**To do**
Could you give the data below again, exactly and completely?
########
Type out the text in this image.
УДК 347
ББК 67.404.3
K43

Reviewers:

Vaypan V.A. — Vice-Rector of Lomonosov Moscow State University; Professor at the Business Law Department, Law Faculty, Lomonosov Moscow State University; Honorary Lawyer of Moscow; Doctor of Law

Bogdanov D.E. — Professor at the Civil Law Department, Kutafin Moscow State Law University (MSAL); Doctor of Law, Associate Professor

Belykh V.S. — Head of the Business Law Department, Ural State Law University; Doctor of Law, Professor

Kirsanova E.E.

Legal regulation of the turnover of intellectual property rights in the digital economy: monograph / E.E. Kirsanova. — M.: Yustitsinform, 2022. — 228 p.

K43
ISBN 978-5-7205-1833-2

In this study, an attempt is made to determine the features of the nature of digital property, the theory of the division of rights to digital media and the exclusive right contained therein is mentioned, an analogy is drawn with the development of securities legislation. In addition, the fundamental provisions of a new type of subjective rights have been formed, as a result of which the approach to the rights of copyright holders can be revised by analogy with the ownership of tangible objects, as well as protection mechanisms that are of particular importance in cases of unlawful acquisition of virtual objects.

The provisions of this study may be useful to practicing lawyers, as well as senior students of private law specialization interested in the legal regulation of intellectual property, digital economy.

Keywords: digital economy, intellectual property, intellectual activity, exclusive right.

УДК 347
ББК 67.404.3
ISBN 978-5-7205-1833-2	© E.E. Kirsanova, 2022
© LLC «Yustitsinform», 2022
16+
########
**Finished answer**
Type out the text in this image.
УДК 347
ББК 67.404.3
K43

Reviewers:

Vaypan V.A. — Vice-Rector of Lomonosov Moscow State University; Professor at the Business Law Department, Law Faculty, Lomonosov Moscow State University; Honorary Lawyer of Moscow; Doctor of Law

Bogdanov D.E. — Professor at the Civil Law Department, Kutafin Moscow State Law University (MSAL); Doctor of Law, Associate Professor

Belykh V.S. — Head of the Business Law Department, Ural State Law University; Doctor of Law, Professor

Kirsanova E.E.

Legal regulation of the turnover of intellectual property rights in the digital economy: monograph / E.E. Kirsanova. — M.: Yustitsinform, 2022. — 228 p.

K43
ISBN 978-5-7205-1833-2

In this study, an attempt is made to determine the features of the nature of digital property, the theory of the division of rights to digital media and the exclusive right contained therein is mentioned, an analogy is drawn with the development of securities legislation. In addition, the fundamental provisions of a new type of subjective rights have been formed, as a result of which the approach to the rights of copyright holders can be revised by analogy with the ownership of tangible objects, as well as protection mechanisms that are of particular importance in cases of unlawful acquisition of virtual objects.

The provisions of this study may be useful to practicing lawyers, as well as senior students of private law specialization interested in the legal regulation of intellectual property, digital economy.

Keywords: digital economy, intellectual property, intellectual activity, exclusive right.

УДК 347
ББК 67.404.3
ISBN 978-5-7205-1833-2	© E.E. Kirsanova, 2022
© LLC «Yustitsinform», 2022
16+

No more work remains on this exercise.